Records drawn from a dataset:

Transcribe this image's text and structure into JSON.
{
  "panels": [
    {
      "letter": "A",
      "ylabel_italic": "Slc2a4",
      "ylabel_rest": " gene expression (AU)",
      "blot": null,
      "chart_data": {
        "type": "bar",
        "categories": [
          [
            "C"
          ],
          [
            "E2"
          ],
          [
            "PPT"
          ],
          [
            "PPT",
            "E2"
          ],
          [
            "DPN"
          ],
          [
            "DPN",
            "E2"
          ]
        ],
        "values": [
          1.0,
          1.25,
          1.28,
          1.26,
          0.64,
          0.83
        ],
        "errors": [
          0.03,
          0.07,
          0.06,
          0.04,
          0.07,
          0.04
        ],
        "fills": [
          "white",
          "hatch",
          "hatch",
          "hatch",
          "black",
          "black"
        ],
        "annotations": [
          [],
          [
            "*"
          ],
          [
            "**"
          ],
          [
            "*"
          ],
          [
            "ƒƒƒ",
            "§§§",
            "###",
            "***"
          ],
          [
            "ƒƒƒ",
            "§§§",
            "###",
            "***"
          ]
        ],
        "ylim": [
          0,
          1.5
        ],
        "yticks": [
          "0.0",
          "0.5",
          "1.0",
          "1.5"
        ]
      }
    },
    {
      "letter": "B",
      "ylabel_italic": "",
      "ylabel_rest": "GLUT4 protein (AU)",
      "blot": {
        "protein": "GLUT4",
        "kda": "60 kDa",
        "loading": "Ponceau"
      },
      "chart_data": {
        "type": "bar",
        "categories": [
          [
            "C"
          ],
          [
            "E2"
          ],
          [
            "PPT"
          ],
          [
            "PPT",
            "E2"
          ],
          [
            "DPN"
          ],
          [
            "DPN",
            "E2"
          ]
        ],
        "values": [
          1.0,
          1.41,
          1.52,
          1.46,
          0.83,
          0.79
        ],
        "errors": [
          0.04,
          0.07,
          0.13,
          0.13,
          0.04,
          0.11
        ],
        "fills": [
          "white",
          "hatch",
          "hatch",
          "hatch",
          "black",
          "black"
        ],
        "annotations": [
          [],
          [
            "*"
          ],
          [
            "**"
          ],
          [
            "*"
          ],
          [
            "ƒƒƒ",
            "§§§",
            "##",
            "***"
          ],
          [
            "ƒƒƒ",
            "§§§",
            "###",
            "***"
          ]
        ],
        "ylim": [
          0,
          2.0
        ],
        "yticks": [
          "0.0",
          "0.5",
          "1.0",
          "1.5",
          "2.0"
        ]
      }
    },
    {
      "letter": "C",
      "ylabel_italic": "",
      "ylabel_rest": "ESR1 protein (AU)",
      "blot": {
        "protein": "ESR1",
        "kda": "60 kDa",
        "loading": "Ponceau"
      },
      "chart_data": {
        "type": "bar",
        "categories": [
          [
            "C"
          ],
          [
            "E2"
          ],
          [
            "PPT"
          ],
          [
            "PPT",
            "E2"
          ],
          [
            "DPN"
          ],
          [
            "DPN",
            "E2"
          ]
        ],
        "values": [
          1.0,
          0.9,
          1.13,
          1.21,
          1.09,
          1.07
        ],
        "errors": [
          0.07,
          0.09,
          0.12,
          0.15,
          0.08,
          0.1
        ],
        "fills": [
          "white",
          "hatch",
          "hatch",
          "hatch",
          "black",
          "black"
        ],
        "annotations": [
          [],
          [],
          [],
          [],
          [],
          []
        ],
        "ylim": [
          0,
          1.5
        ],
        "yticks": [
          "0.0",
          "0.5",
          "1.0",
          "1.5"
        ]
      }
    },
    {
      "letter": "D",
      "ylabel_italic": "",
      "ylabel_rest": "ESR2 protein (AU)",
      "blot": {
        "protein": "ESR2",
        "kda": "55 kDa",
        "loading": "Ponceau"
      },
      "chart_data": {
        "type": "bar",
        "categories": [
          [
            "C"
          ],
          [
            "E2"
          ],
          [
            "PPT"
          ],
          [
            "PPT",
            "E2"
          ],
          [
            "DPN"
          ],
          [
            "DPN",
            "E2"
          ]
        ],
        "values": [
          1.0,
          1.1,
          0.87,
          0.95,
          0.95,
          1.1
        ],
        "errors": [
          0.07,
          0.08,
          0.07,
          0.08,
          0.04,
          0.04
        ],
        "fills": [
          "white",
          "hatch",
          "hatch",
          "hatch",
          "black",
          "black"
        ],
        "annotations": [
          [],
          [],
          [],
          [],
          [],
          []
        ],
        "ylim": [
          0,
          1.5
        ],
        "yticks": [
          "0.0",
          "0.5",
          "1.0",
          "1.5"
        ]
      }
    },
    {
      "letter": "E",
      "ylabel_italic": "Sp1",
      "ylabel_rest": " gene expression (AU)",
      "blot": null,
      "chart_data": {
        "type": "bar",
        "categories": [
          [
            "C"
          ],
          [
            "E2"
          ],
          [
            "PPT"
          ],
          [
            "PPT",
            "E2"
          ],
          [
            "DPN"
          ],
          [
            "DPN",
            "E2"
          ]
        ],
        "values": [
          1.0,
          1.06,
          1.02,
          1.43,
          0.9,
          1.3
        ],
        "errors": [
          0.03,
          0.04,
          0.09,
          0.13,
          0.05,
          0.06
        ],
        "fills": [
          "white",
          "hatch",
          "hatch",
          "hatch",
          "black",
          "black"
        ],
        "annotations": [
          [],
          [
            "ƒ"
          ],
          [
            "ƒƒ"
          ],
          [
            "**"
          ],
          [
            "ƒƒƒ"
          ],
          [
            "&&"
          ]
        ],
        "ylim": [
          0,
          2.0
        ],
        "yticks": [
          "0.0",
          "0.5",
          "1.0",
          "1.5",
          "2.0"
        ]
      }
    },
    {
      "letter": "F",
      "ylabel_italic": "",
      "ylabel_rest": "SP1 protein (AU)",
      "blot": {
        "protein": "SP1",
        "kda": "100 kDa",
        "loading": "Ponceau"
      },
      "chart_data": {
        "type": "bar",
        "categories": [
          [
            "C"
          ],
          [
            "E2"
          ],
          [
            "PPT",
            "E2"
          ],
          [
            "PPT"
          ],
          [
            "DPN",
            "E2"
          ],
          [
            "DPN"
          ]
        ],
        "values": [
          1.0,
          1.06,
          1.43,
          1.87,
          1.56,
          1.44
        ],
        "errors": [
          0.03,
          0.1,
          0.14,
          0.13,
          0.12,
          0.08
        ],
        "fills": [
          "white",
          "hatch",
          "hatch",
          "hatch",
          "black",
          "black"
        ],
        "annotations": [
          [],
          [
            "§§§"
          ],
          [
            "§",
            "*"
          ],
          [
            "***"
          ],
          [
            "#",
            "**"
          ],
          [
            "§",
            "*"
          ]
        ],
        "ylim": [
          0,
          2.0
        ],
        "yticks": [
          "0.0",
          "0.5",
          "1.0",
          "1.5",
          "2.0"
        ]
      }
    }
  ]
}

- Aim of the exercise -
Reproduce all data above, unchanged.

- Exercise output -
Transcribe this image's text and structure into JSON.
{
  "panels": [
    {
      "letter": "A",
      "ylabel_italic": "Slc2a4",
      "ylabel_rest": " gene expression (AU)",
      "blot": null,
      "chart_data": {
        "type": "bar",
        "categories": [
          [
            "C"
          ],
          [
            "E2"
          ],
          [
            "PPT"
          ],
          [
            "PPT",
            "E2"
          ],
          [
            "DPN"
          ],
          [
            "DPN",
            "E2"
          ]
        ],
        "values": [
          1.0,
          1.25,
          1.28,
          1.26,
          0.64,
          0.83
        ],
        "errors": [
          0.03,
          0.07,
          0.06,
          0.04,
          0.07,
          0.04
        ],
        "fills": [
          "white",
          "hatch",
          "hatch",
          "hatch",
          "black",
          "black"
        ],
        "annotations": [
          [],
          [
            "*"
          ],
          [
            "**"
          ],
          [
            "*"
          ],
          [
            "ƒƒƒ",
            "§§§",
            "###",
            "***"
          ],
          [
            "ƒƒƒ",
            "§§§",
            "###",
            "***"
          ]
        ],
        "ylim": [
          0,
          1.5
        ],
        "yticks": [
          "0.0",
          "0.5",
          "1.0",
          "1.5"
        ]
      }
    },
    {
      "letter": "B",
      "ylabel_italic": "",
      "ylabel_rest": "GLUT4 protein (AU)",
      "blot": {
        "protein": "GLUT4",
        "kda": "60 kDa",
        "loading": "Ponceau"
      },
      "chart_data": {
        "type": "bar",
        "categories": [
          [
            "C"
          ],
          [
            "E2"
          ],
          [
            "PPT"
          ],
          [
            "PPT",
            "E2"
          ],
          [
            "DPN"
          ],
          [
            "DPN",
            "E2"
          ]
        ],
        "values": [
          1.0,
          1.41,
          1.52,
          1.46,
          0.83,
          0.79
        ],
        "errors": [
          0.04,
          0.07,
          0.13,
          0.13,
          0.04,
          0.11
        ],
        "fills": [
          "white",
          "hatch",
          "hatch",
          "hatch",
          "black",
          "black"
        ],
        "annotations": [
          [],
          [
            "*"
          ],
          [
            "**"
          ],
          [
            "*"
          ],
          [
            "ƒƒƒ",
            "§§§",
            "##",
            "***"
          ],
          [
            "ƒƒƒ",
            "§§§",
            "###",
            "***"
          ]
        ],
        "ylim": [
          0,
          2.0
        ],
        "yticks": [
          "0.0",
          "0.5",
          "1.0",
          "1.5",
          "2.0"
        ]
      }
    },
    {
      "letter": "C",
      "ylabel_italic": "",
      "ylabel_rest": "ESR1 protein (AU)",
      "blot": {
        "protein": "ESR1",
        "kda": "60 kDa",
        "loading": "Ponceau"
      },
      "chart_data": {
        "type": "bar",
        "categories": [
          [
            "C"
          ],
          [
            "E2"
          ],
          [
            "PPT"
          ],
          [
            "PPT",
            "E2"
          ],
          [
            "DPN"
          ],
          [
            "DPN",
            "E2"
          ]
        ],
        "values": [
          1.0,
          0.9,
          1.13,
          1.21,
          1.09,
          1.07
        ],
        "errors": [
          0.07,
          0.09,
          0.12,
          0.15,
          0.08,
          0.1
        ],
        "fills": [
          "white",
          "hatch",
          "hatch",
          "hatch",
          "black",
          "black"
        ],
        "annotations": [
          [],
          [],
          [],
          [],
          [],
          []
        ],
        "ylim": [
          0,
          1.5
        ],
        "yticks": [
          "0.0",
          "0.5",
          "1.0",
          "1.5"
        ]
      }
    },
    {
      "letter": "D",
      "ylabel_italic": "",
      "ylabel_rest": "ESR2 protein (AU)",
      "blot": {
        "protein": "ESR2",
        "kda": "55 kDa",
        "loading": "Ponceau"
      },
      "chart_data": {
        "type": "bar",
        "categories": [
          [
            "C"
          ],
          [
            "E2"
          ],
          [
            "PPT"
          ],
          [
            "PPT",
            "E2"
          ],
          [
            "DPN"
          ],
          [
            "DPN",
            "E2"
          ]
        ],
        "values": [
          1.0,
          1.1,
          0.87,
          0.95,
          0.95,
          1.1
        ],
        "errors": [
          0.07,
          0.08,
          0.07,
          0.08,
          0.04,
          0.04
        ],
        "fills": [
          "white",
          "hatch",
          "hatch",
          "hatch",
          "black",
          "black"
        ],
        "annotations": [
          [],
          [],
          [],
          [],
          [],
          []
        ],
        "ylim": [
          0,
          1.5
        ],
        "yticks": [
          "0.0",
          "0.5",
          "1.0",
          "1.5"
        ]
      }
    },
    {
      "letter": "E",
      "ylabel_italic": "Sp1",
      "ylabel_rest": " gene expression (AU)",
      "blot": null,
      "chart_data": {
        "type": "bar",
        "categories": [
          [
            "C"
          ],
          [
            "E2"
          ],
          [
            "PPT"
          ],
          [
            "PPT",
            "E2"
          ],
          [
            "DPN"
          ],
          [
            "DPN",
            "E2"
          ]
        ],
        "values": [
          1.0,
          1.06,
          1.02,
          1.43,
          0.9,
          1.3
        ],
        "errors": [
          0.03,
          0.04,
          0.09,
          0.13,
          0.05,
          0.06
        ],
        "fills": [
          "white",
          "hatch",
          "hatch",
          "hatch",
          "black",
          "black"
        ],
        "annotations": [
          [],
          [
            "ƒ"
          ],
          [
            "ƒƒ"
          ],
          [
            "**"
          ],
          [
            "ƒƒƒ"
          ],
          [
            "&&"
          ]
        ],
        "ylim": [
          0,
          2.0
        ],
        "yticks": [
          "0.0",
          "0.5",
          "1.0",
          "1.5",
          "2.0"
        ]
      }
    },
    {
      "letter": "F",
      "ylabel_italic": "",
      "ylabel_rest": "SP1 protein (AU)",
      "blot": {
        "protein": "SP1",
        "kda": "100 kDa",
        "loading": "Ponceau"
      },
      "chart_data": {
        "type": "bar",
        "categories": [
          [
            "C"
          ],
          [
            "E2"
          ],
          [
            "PPT",
            "E2"
          ],
          [
            "PPT"
          ],
          [
            "DPN",
            "E2"
          ],
          [
            "DPN"
          ]
        ],
        "values": [
          1.0,
          1.06,
          1.43,
          1.87,
          1.56,
          1.44
        ],
        "errors": [
          0.03,
          0.1,
          0.14,
          0.13,
          0.12,
          0.08
        ],
        "fills": [
          "white",
          "hatch",
          "hatch",
          "hatch",
          "black",
          "black"
        ],
        "annotations": [
          [],
          [
            "§§§"
          ],
          [
            "§",
            "*"
          ],
          [
            "***"
          ],
          [
            "#",
            "**"
          ],
          [
            "§",
            "*"
          ]
        ],
        "ylim": [
          0,
          2.0
        ],
        "yticks": [
          "0.0",
          "0.5",
          "1.0",
          "1.5",
          "2.0"
        ]
      }
    }
  ]
}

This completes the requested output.